>>>>

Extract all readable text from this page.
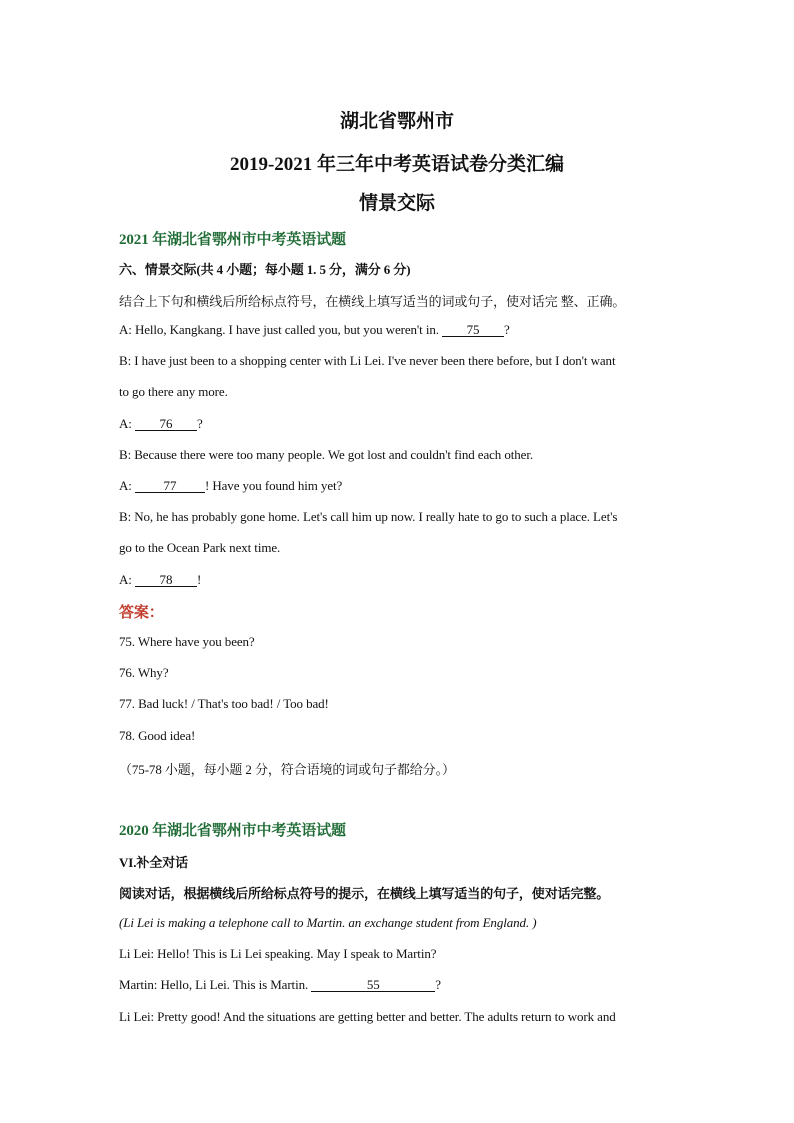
湖北省鄂州市
2019-2021 年三年中考英语试卷分类汇编
情景交际
2021 年湖北省鄂州市中考英语试题
六、情景交际(共 4 小题；每小题 1. 5 分，满分 6 分)
结合上下句和横线后所给标点符号，在横线上填写适当的词或句子，使对话完 整、正确。
A: Hello, Kangkang. I have just called you, but you weren't in. 75 ?
B: I have just been to a shopping center with Li Lei. I've never been there before, but I don't want
to go there any more.
A: 76 ?
B: Because there were too many people. We got lost and couldn't find each other.
A: 77 ! Have you found him yet?
B: No, he has probably gone home. Let's call him up now. I really hate to go to such a place. Let's
go to the Ocean Park next time.
A: 78 !
答案：
75. Where have you been?
76. Why?
77. Bad luck! / That's too bad! / Too bad!
78. Good idea!
（75-78 小题，每小题 2 分，符合语境的词或句子都给分。）
2020 年湖北省鄂州市中考英语试题
VI.补全对话
阅读对话，根据横线后所给标点符号的提示，在横线上填写适当的句子，使对话完整。
(Li Lei is making a telephone call to Martin. an exchange student from England. )
Li Lei: Hello! This is Li Lei speaking. May I speak to Martin?
Martin: Hello, Li Lei. This is Martin.	55	?
Li Lei: Pretty good! And the situations are getting better and better. The adults return to work and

<<<<

* **What to work on**
Collect the lines that hold "年湖北省鄂州市中考英语试题".

* **Answer in full**
2021 年湖北省鄂州市中考英语试题
2020 年湖北省鄂州市中考英语试题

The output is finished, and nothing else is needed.